▶ [Extracted data entries]
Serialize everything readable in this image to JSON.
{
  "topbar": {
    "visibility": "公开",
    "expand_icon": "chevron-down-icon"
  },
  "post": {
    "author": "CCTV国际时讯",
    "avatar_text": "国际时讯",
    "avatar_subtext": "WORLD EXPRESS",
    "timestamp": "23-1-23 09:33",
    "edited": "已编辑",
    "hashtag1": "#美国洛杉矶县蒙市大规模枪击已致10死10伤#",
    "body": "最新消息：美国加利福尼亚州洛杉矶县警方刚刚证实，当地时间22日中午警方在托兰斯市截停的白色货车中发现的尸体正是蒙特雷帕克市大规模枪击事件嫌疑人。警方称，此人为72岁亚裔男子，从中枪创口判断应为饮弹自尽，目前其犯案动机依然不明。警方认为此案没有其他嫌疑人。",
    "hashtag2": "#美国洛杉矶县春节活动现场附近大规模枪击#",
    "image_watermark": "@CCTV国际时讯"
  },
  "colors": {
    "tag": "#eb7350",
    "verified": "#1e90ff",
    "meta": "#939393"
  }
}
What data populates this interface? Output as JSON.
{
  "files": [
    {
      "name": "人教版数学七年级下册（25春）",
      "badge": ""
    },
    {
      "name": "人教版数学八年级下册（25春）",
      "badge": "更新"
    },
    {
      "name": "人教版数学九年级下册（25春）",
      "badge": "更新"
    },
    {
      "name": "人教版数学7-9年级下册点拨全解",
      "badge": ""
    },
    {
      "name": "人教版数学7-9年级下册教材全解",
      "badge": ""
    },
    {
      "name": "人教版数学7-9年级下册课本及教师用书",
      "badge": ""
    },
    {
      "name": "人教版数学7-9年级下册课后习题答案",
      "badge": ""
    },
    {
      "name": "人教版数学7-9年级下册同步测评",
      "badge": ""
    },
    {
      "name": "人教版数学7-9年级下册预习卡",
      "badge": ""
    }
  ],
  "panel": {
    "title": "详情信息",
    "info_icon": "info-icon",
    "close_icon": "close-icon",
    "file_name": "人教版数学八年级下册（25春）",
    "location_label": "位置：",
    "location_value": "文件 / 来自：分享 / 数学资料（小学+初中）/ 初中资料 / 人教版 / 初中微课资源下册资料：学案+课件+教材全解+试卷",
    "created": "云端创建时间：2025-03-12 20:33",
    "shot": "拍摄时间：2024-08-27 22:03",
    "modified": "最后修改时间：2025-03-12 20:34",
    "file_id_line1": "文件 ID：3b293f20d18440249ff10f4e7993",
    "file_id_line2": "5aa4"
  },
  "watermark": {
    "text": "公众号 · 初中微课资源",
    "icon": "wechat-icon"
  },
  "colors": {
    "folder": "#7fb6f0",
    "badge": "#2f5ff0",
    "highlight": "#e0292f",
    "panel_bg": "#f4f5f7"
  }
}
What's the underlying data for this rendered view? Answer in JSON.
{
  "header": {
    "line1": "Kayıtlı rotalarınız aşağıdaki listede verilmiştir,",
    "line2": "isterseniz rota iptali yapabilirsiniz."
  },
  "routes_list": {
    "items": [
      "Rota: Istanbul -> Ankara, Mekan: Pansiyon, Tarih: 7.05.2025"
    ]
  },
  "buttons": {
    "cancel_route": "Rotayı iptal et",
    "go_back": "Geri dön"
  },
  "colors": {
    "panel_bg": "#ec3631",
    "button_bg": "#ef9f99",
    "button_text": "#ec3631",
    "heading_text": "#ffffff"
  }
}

▶ [Exercise prompt]
Gather all the lines that include the word "JSON" and copy them out.

▶ [Written answer]
Serialize everything readable in this image to JSON.
What data populates this interface? Output as JSON.
What's the underlying data for this rendered view? Answer in JSON.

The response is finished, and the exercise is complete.